### Input data
————————

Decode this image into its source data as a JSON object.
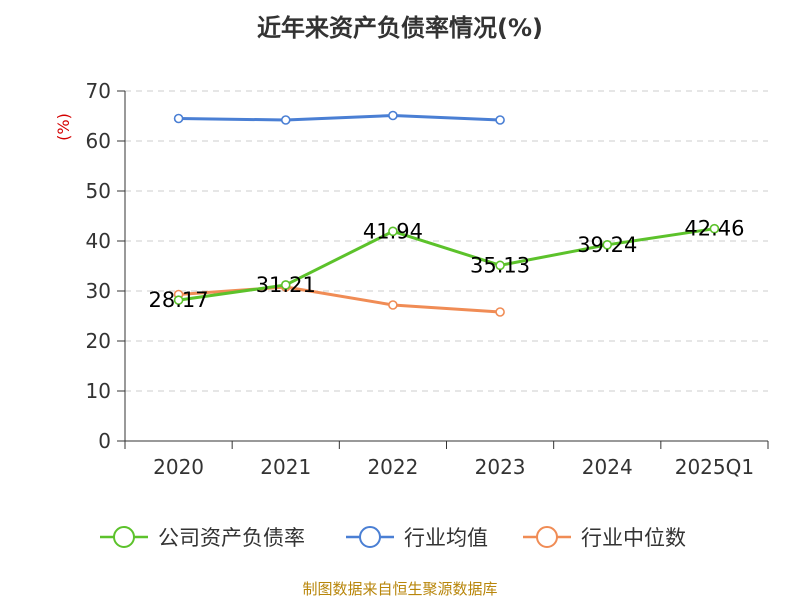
{
  "chart_data": {
    "type": "line",
    "title": "近年来资产负债率情况(%)",
    "ylabel": "(%)",
    "categories": [
      "2020",
      "2021",
      "2022",
      "2023",
      "2024",
      "2025Q1"
    ],
    "ylim": [
      0,
      70
    ],
    "yticks": [
      0,
      10,
      20,
      30,
      40,
      50,
      60,
      70
    ],
    "grid": true,
    "legend_position": "bottom",
    "series": [
      {
        "name": "公司资产负债率",
        "color": "#5cc22b",
        "values": [
          28.17,
          31.21,
          41.94,
          35.13,
          39.24,
          42.46
        ],
        "labels": [
          "28.17",
          "31.21",
          "41.94",
          "35.13",
          "39.24",
          "42.46"
        ]
      },
      {
        "name": "行业均值",
        "color": "#4a7fd4",
        "values": [
          64.5,
          64.2,
          65.1,
          64.2,
          null,
          null
        ]
      },
      {
        "name": "行业中位数",
        "color": "#f08c55",
        "values": [
          29.3,
          30.8,
          27.2,
          25.8,
          null,
          null
        ]
      }
    ]
  },
  "source": "制图数据来自恒生聚源数据库"
}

————————

### The problem
Copy all the lines of data exactly as they appear, dropping any images.

### Solution
Decode this image into its source data as a JSON object.
{
  "chart_data": {
    "type": "line",
    "title": "近年来资产负债率情况(%)",
    "ylabel": "(%)",
    "categories": [
      "2020",
      "2021",
      "2022",
      "2023",
      "2024",
      "2025Q1"
    ],
    "ylim": [
      0,
      70
    ],
    "yticks": [
      0,
      10,
      20,
      30,
      40,
      50,
      60,
      70
    ],
    "grid": true,
    "legend_position": "bottom",
    "series": [
      {
        "name": "公司资产负债率",
        "color": "#5cc22b",
        "values": [
          28.17,
          31.21,
          41.94,
          35.13,
          39.24,
          42.46
        ],
        "labels": [
          "28.17",
          "31.21",
          "41.94",
          "35.13",
          "39.24",
          "42.46"
        ]
      },
      {
        "name": "行业均值",
        "color": "#4a7fd4",
        "values": [
          64.5,
          64.2,
          65.1,
          64.2,
          null,
          null
        ]
      },
      {
        "name": "行业中位数",
        "color": "#f08c55",
        "values": [
          29.3,
          30.8,
          27.2,
          25.8,
          null,
          null
        ]
      }
    ]
  },
  "source": "制图数据来自恒生聚源数据库"
}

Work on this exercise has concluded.